STATED PROBLEM: Could you write out every record below exactly, leaving out any pictures?

Records from a collection of figures:
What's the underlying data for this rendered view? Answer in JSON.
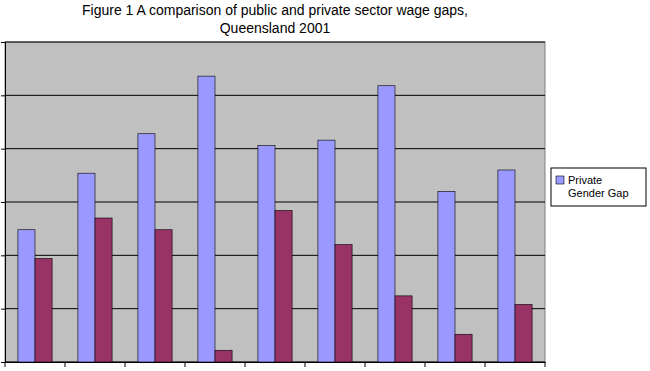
{
  "chart_data": {
    "type": "bar",
    "title": "Figure 1 A comparison of public and private sector wage gaps, Queensland 2001",
    "categories": [
      null,
      null,
      null,
      null,
      null,
      null,
      null,
      null,
      null
    ],
    "series": [
      {
        "name": "Private Gender Gap",
        "color": "#9999ff",
        "values": [
          12.4,
          17.7,
          21.4,
          26.8,
          20.3,
          20.8,
          25.9,
          16.0,
          18.0
        ]
      },
      {
        "color": "#993366",
        "values": [
          9.7,
          13.5,
          12.4,
          1.1,
          14.2,
          11.0,
          6.2,
          2.6,
          5.4
        ]
      }
    ],
    "ylim": [
      0,
      30
    ],
    "yticks": [
      0,
      5,
      10,
      15,
      20,
      25,
      30
    ],
    "grid": true,
    "legend": "right",
    "tick_labels": false
  }
}
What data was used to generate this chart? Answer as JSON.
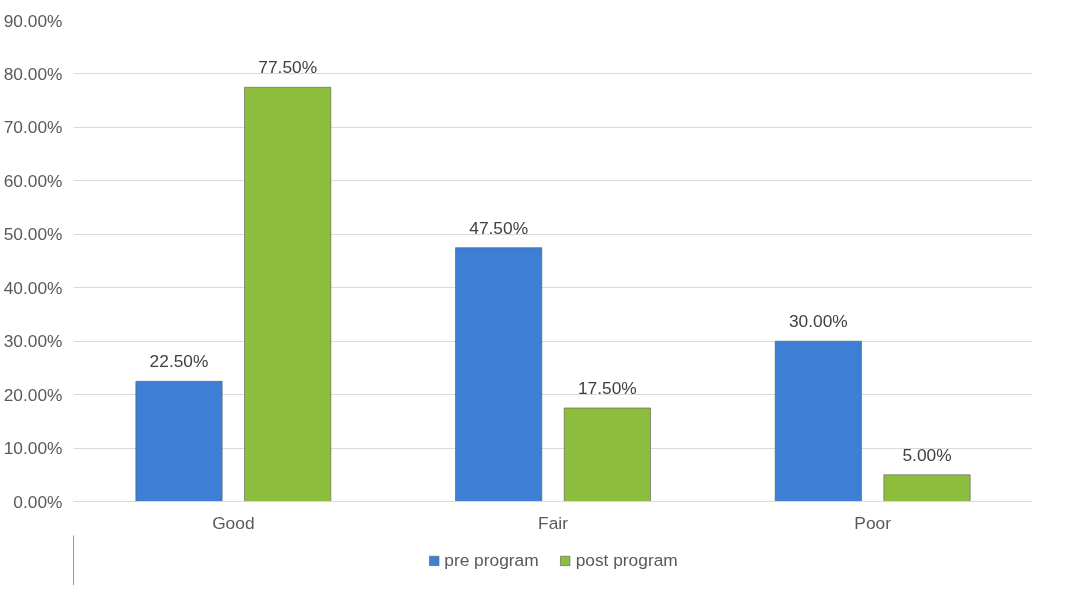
{
  "chart_data": {
    "type": "bar",
    "categories": [
      "Good",
      "Fair",
      "Poor"
    ],
    "series": [
      {
        "name": "pre program",
        "color": "#3c7fd4",
        "values": [
          22.5,
          47.5,
          30
        ],
        "value_labels": [
          "22.50%",
          "47.50%",
          "30.00%"
        ]
      },
      {
        "name": "post program",
        "color": "#8dbd3c",
        "values": [
          77.5,
          17.5,
          5
        ],
        "value_labels": [
          "77.50%",
          "17.50%",
          "5.00%"
        ]
      }
    ],
    "ylim": [
      0,
      90
    ],
    "yticks": [
      {
        "value": 0,
        "label": "0.00%"
      },
      {
        "value": 10,
        "label": "10.00%"
      },
      {
        "value": 20,
        "label": "20.00%"
      },
      {
        "value": 30,
        "label": "30.00%"
      },
      {
        "value": 40,
        "label": "40.00%"
      },
      {
        "value": 50,
        "label": "50.00%"
      },
      {
        "value": 60,
        "label": "60.00%"
      },
      {
        "value": 70,
        "label": "70.00%"
      },
      {
        "value": 80,
        "label": "80.00%"
      },
      {
        "value": 90,
        "label": "90.00%"
      }
    ],
    "grid": "y",
    "legend": "bottom"
  }
}
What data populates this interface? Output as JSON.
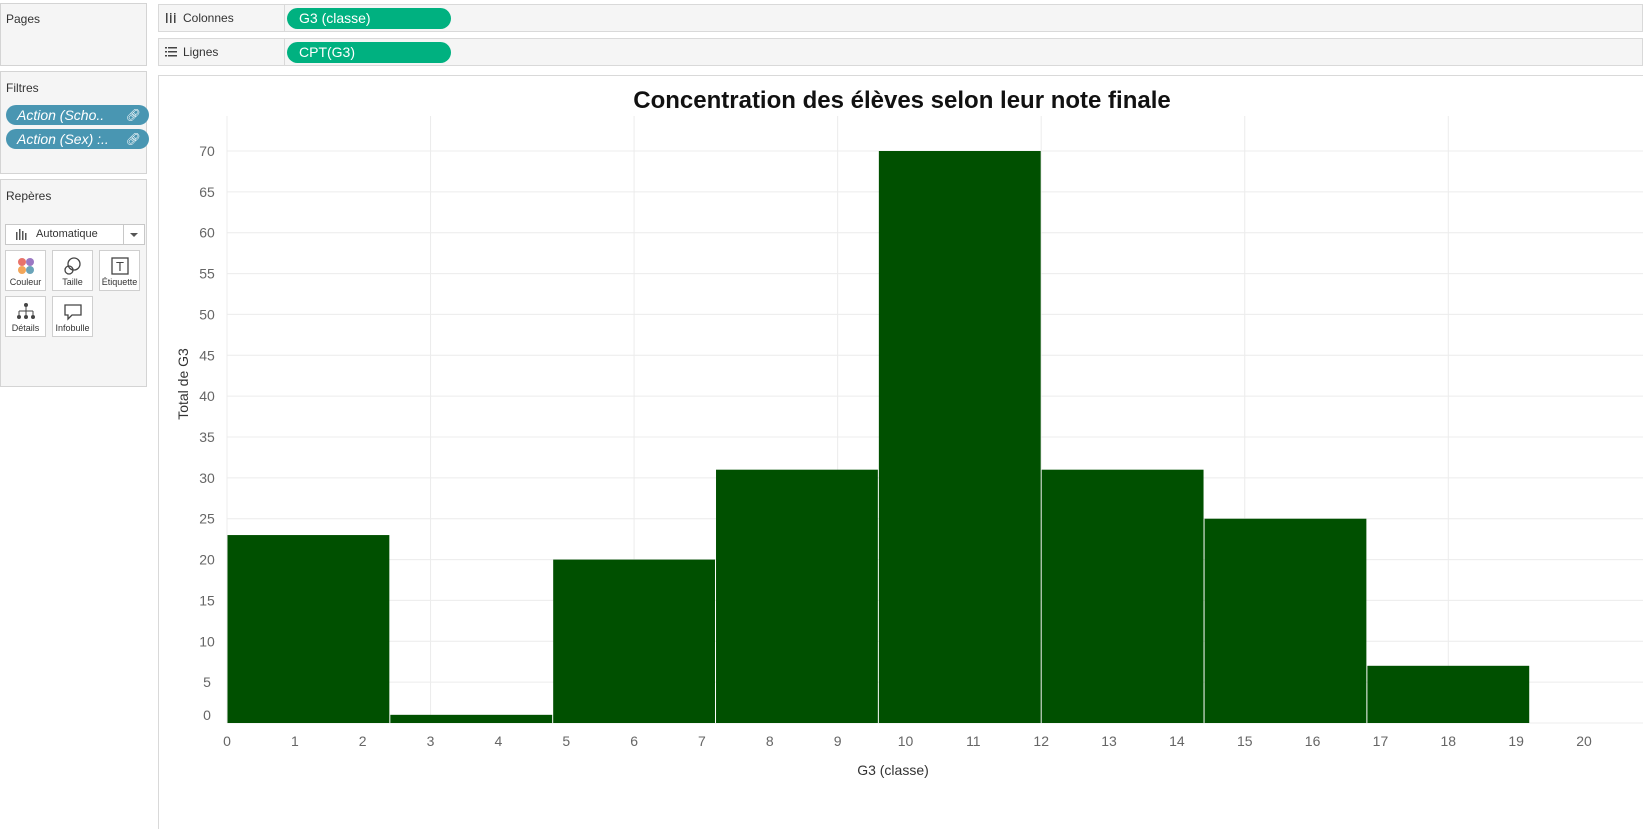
{
  "sidebar": {
    "pages_title": "Pages",
    "filters_title": "Filtres",
    "filters": [
      {
        "label": "Action (Scho..",
        "icon": "link-icon"
      },
      {
        "label": "Action (Sex) :..",
        "icon": "link-icon"
      }
    ],
    "marks_title": "Repères",
    "marks_type": "Automatique",
    "mark_buttons": [
      {
        "label": "Couleur",
        "icon": "color-dots-icon"
      },
      {
        "label": "Taille",
        "icon": "size-circles-icon"
      },
      {
        "label": "Étiquette",
        "icon": "label-t-icon"
      },
      {
        "label": "Détails",
        "icon": "detail-hierarchy-icon"
      },
      {
        "label": "Infobulle",
        "icon": "tooltip-speech-icon"
      }
    ]
  },
  "shelves": {
    "columns_label": "Colonnes",
    "columns_pill": "G3 (classe)",
    "rows_label": "Lignes",
    "rows_pill": "CPT(G3)"
  },
  "colors": {
    "bar": "#005000",
    "pill_green": "#00b180",
    "filter_blue": "#4996b2"
  },
  "chart_data": {
    "type": "bar",
    "title": "Concentration des élèves selon leur note finale",
    "xlabel": "G3 (classe)",
    "ylabel": "Total de G3",
    "bins": [
      {
        "start": 0,
        "end": 2.4,
        "value": 23
      },
      {
        "start": 2.4,
        "end": 4.8,
        "value": 1
      },
      {
        "start": 4.8,
        "end": 7.2,
        "value": 20
      },
      {
        "start": 7.2,
        "end": 9.6,
        "value": 31
      },
      {
        "start": 9.6,
        "end": 12.0,
        "value": 70
      },
      {
        "start": 12.0,
        "end": 14.4,
        "value": 31
      },
      {
        "start": 14.4,
        "end": 16.8,
        "value": 25
      },
      {
        "start": 16.8,
        "end": 19.2,
        "value": 7
      }
    ],
    "xticks": [
      0,
      1,
      2,
      3,
      4,
      5,
      6,
      7,
      8,
      9,
      10,
      11,
      12,
      13,
      14,
      15,
      16,
      17,
      18,
      19,
      20
    ],
    "yticks": [
      0,
      5,
      10,
      15,
      20,
      25,
      30,
      35,
      40,
      45,
      50,
      55,
      60,
      65,
      70
    ],
    "xlim": [
      0,
      20
    ],
    "ylim": [
      0,
      70
    ],
    "grid": true
  }
}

EXERCISE OUTPUT:
What's the underlying data for this rendered view? Answer in JSON.
{
  "chart_data": {
    "type": "bar",
    "title": "Figure 1 A comparison of public and private sector wage gaps, Queensland 2001",
    "categories": [
      null,
      null,
      null,
      null,
      null,
      null,
      null,
      null,
      null
    ],
    "series": [
      {
        "name": "Private Gender Gap",
        "color": "#9999ff",
        "values": [
          12.4,
          17.7,
          21.4,
          26.8,
          20.3,
          20.8,
          25.9,
          16.0,
          18.0
        ]
      },
      {
        "color": "#993366",
        "values": [
          9.7,
          13.5,
          12.4,
          1.1,
          14.2,
          11.0,
          6.2,
          2.6,
          5.4
        ]
      }
    ],
    "ylim": [
      0,
      30
    ],
    "yticks": [
      0,
      5,
      10,
      15,
      20,
      25,
      30
    ],
    "grid": true,
    "legend": "right",
    "tick_labels": false
  }
}
What data was used to generate this chart? Answer as JSON.
{
  "chart_data": {
    "type": "bar",
    "categories": [
      "Good",
      "Fair",
      "Poor"
    ],
    "series": [
      {
        "name": "pre program",
        "color": "#3c7fd4",
        "values": [
          22.5,
          47.5,
          30
        ],
        "value_labels": [
          "22.50%",
          "47.50%",
          "30.00%"
        ]
      },
      {
        "name": "post program",
        "color": "#8dbd3c",
        "values": [
          77.5,
          17.5,
          5
        ],
        "value_labels": [
          "77.50%",
          "17.50%",
          "5.00%"
        ]
      }
    ],
    "ylim": [
      0,
      90
    ],
    "yticks": [
      {
        "value": 0,
        "label": "0.00%"
      },
      {
        "value": 10,
        "label": "10.00%"
      },
      {
        "value": 20,
        "label": "20.00%"
      },
      {
        "value": 30,
        "label": "30.00%"
      },
      {
        "value": 40,
        "label": "40.00%"
      },
      {
        "value": 50,
        "label": "50.00%"
      },
      {
        "value": 60,
        "label": "60.00%"
      },
      {
        "value": 70,
        "label": "70.00%"
      },
      {
        "value": 80,
        "label": "80.00%"
      },
      {
        "value": 90,
        "label": "90.00%"
      }
    ],
    "grid": "y",
    "legend": "bottom"
  }
}
What data populates this interface? Output as JSON.
{
  "sidebar": {
    "pages_title": "Pages",
    "filters_title": "Filtres",
    "filters": [
      {
        "label": "Action (Scho..",
        "icon": "link-icon"
      },
      {
        "label": "Action (Sex) :..",
        "icon": "link-icon"
      }
    ],
    "marks_title": "Repères",
    "marks_type": "Automatique",
    "mark_buttons": [
      {
        "label": "Couleur",
        "icon": "color-dots-icon"
      },
      {
        "label": "Taille",
        "icon": "size-circles-icon"
      },
      {
        "label": "Étiquette",
        "icon": "label-t-icon"
      },
      {
        "label": "Détails",
        "icon": "detail-hierarchy-icon"
      },
      {
        "label": "Infobulle",
        "icon": "tooltip-speech-icon"
      }
    ]
  },
  "shelves": {
    "columns_label": "Colonnes",
    "columns_pill": "G3 (classe)",
    "rows_label": "Lignes",
    "rows_pill": "CPT(G3)"
  },
  "colors": {
    "bar": "#005000",
    "pill_green": "#00b180",
    "filter_blue": "#4996b2"
  },
  "chart_data": {
    "type": "bar",
    "title": "Concentration des élèves selon leur note finale",
    "xlabel": "G3 (classe)",
    "ylabel": "Total de G3",
    "bins": [
      {
        "start": 0,
        "end": 2.4,
        "value": 23
      },
      {
        "start": 2.4,
        "end": 4.8,
        "value": 1
      },
      {
        "start": 4.8,
        "end": 7.2,
        "value": 20
      },
      {
        "start": 7.2,
        "end": 9.6,
        "value": 31
      },
      {
        "start": 9.6,
        "end": 12.0,
        "value": 70
      },
      {
        "start": 12.0,
        "end": 14.4,
        "value": 31
      },
      {
        "start": 14.4,
        "end": 16.8,
        "value": 25
      },
      {
        "start": 16.8,
        "end": 19.2,
        "value": 7
      }
    ],
    "xticks": [
      0,
      1,
      2,
      3,
      4,
      5,
      6,
      7,
      8,
      9,
      10,
      11,
      12,
      13,
      14,
      15,
      16,
      17,
      18,
      19,
      20
    ],
    "yticks": [
      0,
      5,
      10,
      15,
      20,
      25,
      30,
      35,
      40,
      45,
      50,
      55,
      60,
      65,
      70
    ],
    "xlim": [
      0,
      20
    ],
    "ylim": [
      0,
      70
    ],
    "grid": true
  }
}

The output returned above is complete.